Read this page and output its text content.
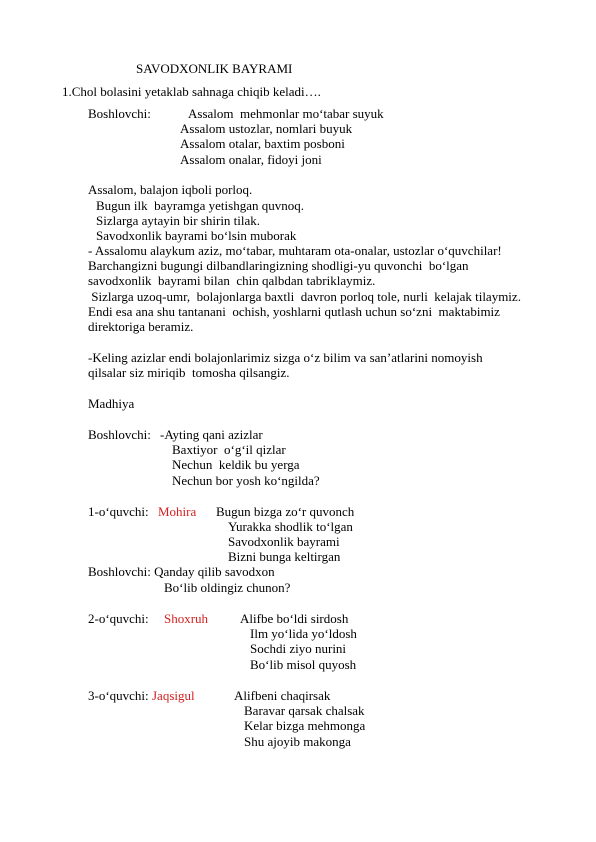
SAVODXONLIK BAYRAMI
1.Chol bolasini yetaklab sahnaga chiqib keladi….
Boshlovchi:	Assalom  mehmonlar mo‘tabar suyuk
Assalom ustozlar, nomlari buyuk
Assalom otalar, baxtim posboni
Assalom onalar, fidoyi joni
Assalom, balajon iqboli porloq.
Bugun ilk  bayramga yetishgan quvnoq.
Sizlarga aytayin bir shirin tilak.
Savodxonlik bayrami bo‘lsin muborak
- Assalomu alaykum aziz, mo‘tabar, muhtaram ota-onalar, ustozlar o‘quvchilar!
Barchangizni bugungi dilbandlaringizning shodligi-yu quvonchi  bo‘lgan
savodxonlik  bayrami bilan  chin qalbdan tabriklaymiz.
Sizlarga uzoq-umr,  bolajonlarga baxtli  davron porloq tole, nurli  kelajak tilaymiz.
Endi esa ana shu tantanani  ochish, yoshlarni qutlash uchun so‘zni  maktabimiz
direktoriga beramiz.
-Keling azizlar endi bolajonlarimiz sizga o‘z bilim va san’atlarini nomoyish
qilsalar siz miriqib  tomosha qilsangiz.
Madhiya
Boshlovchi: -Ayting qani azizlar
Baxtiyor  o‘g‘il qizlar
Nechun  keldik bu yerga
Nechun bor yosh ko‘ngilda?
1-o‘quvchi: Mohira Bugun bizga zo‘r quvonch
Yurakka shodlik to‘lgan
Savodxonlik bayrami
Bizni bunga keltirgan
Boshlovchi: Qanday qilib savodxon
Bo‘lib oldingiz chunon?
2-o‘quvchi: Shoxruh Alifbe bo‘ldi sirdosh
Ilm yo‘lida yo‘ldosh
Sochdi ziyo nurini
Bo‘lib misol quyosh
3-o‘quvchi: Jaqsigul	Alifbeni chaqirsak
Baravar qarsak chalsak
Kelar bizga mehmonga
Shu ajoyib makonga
- - -
Description of the task
Transcribe each entry above exactly, apart from the pictures.

Written solution
Read this page and output its text content.
SAVODXONLIK BAYRAMI
1.Chol bolasini yetaklab sahnaga chiqib keladi….
Boshlovchi:	Assalom  mehmonlar mo‘tabar suyuk
Assalom ustozlar, nomlari buyuk
Assalom otalar, baxtim posboni
Assalom onalar, fidoyi joni
Assalom, balajon iqboli porloq.
Bugun ilk  bayramga yetishgan quvnoq.
Sizlarga aytayin bir shirin tilak.
Savodxonlik bayrami bo‘lsin muborak
- Assalomu alaykum aziz, mo‘tabar, muhtaram ota-onalar, ustozlar o‘quvchilar!
Barchangizni bugungi dilbandlaringizning shodligi-yu quvonchi  bo‘lgan
savodxonlik  bayrami bilan  chin qalbdan tabriklaymiz.
Sizlarga uzoq-umr,  bolajonlarga baxtli  davron porloq tole, nurli  kelajak tilaymiz.
Endi esa ana shu tantanani  ochish, yoshlarni qutlash uchun so‘zni  maktabimiz
direktoriga beramiz.
-Keling azizlar endi bolajonlarimiz sizga o‘z bilim va san’atlarini nomoyish
qilsalar siz miriqib  tomosha qilsangiz.
Madhiya
Boshlovchi: -Ayting qani azizlar
Baxtiyor  o‘g‘il qizlar
Nechun  keldik bu yerga
Nechun bor yosh ko‘ngilda?
1-o‘quvchi: Mohira Bugun bizga zo‘r quvonch
Yurakka shodlik to‘lgan
Savodxonlik bayrami
Bizni bunga keltirgan
Boshlovchi: Qanday qilib savodxon
Bo‘lib oldingiz chunon?
2-o‘quvchi: Shoxruh Alifbe bo‘ldi sirdosh
Ilm yo‘lida yo‘ldosh
Sochdi ziyo nurini
Bo‘lib misol quyosh
3-o‘quvchi: Jaqsigul	Alifbeni chaqirsak
Baravar qarsak chalsak
Kelar bizga mehmonga
Shu ajoyib makonga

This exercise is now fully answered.